## Written exercise
Could you copy every listing below verbatim, line for line, but leave out the pictures?

(Listings of boxed layout items)
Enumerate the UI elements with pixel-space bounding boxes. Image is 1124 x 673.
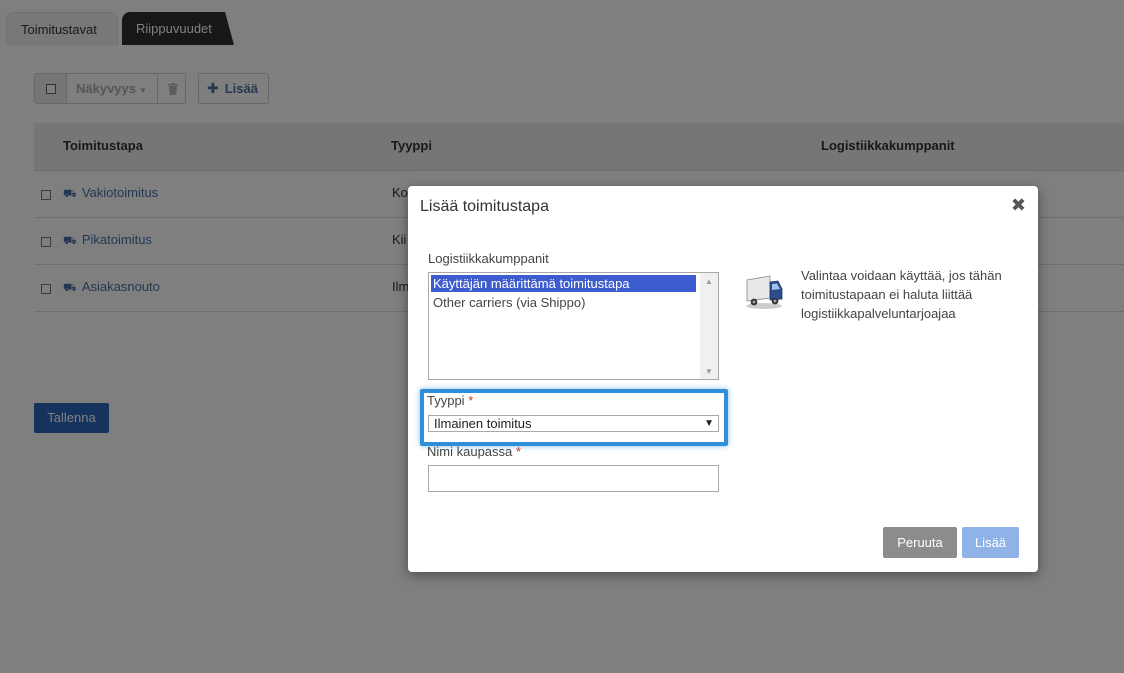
type-label: Tyyppi * (427, 393, 474, 408)
close-icon[interactable]: ✖ (1011, 195, 1026, 216)
cancel-button[interactable]: Peruuta (883, 527, 957, 558)
scroll-down-icon[interactable]: ▼ (705, 367, 713, 376)
add-shipping-method-dialog: Lisää toimitustapa ✖ Logistiikkakumppani… (408, 186, 1038, 572)
dropdown-arrow-icon: ▼ (704, 418, 714, 429)
partners-listbox[interactable]: Käyttäjän määrittämä toimitustapa Other … (428, 272, 719, 380)
type-select-value: Ilmainen toimitus (434, 416, 532, 431)
listbox-option[interactable]: Other carriers (via Shippo) (431, 294, 696, 311)
scroll-up-icon[interactable]: ▲ (705, 277, 713, 286)
required-marker: * (515, 444, 521, 459)
dialog-title: Lisää toimitustapa (420, 198, 549, 215)
submit-button[interactable]: Lisää (962, 527, 1019, 558)
listbox-scrollbar[interactable]: ▲ ▼ (700, 273, 718, 379)
listbox-option[interactable]: Käyttäjän määrittämä toimitustapa (431, 275, 696, 292)
store-name-input[interactable] (428, 465, 719, 492)
partners-label: Logistiikkakumppanit (428, 251, 549, 266)
type-select[interactable]: Ilmainen toimitus ▼ (428, 415, 719, 432)
required-marker: * (468, 393, 474, 408)
partner-help-text: Valintaa voidaan käyttää, jos tähän toim… (801, 268, 1002, 321)
store-name-label: Nimi kaupassa * (427, 444, 521, 459)
delivery-truck-icon (746, 275, 783, 309)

## Full solution
Enumerate the UI elements with pixel-space bounding boxes. Image is 1124 x 673.
type-label: Tyyppi * (427, 393, 474, 408)
close-icon[interactable]: ✖ (1011, 195, 1026, 216)
cancel-button[interactable]: Peruuta (883, 527, 957, 558)
scroll-down-icon[interactable]: ▼ (705, 367, 713, 376)
add-shipping-method-dialog: Lisää toimitustapa ✖ Logistiikkakumppani… (408, 186, 1038, 572)
dropdown-arrow-icon: ▼ (704, 418, 714, 429)
partners-listbox[interactable]: Käyttäjän määrittämä toimitustapa Other … (428, 272, 719, 380)
type-select-value: Ilmainen toimitus (434, 416, 532, 431)
listbox-option[interactable]: Other carriers (via Shippo) (431, 294, 696, 311)
scroll-up-icon[interactable]: ▲ (705, 277, 713, 286)
required-marker: * (515, 444, 521, 459)
dialog-title: Lisää toimitustapa (420, 198, 549, 215)
submit-button[interactable]: Lisää (962, 527, 1019, 558)
listbox-scrollbar[interactable]: ▲ ▼ (700, 273, 718, 379)
listbox-option[interactable]: Käyttäjän määrittämä toimitustapa (431, 275, 696, 292)
store-name-input[interactable] (428, 465, 719, 492)
partners-label: Logistiikkakumppanit (428, 251, 549, 266)
type-select[interactable]: Ilmainen toimitus ▼ (428, 415, 719, 432)
required-marker: * (468, 393, 474, 408)
partner-help-text: Valintaa voidaan käyttää, jos tähän toim… (801, 268, 1002, 321)
store-name-label: Nimi kaupassa * (427, 444, 521, 459)
delivery-truck-icon (746, 275, 783, 309)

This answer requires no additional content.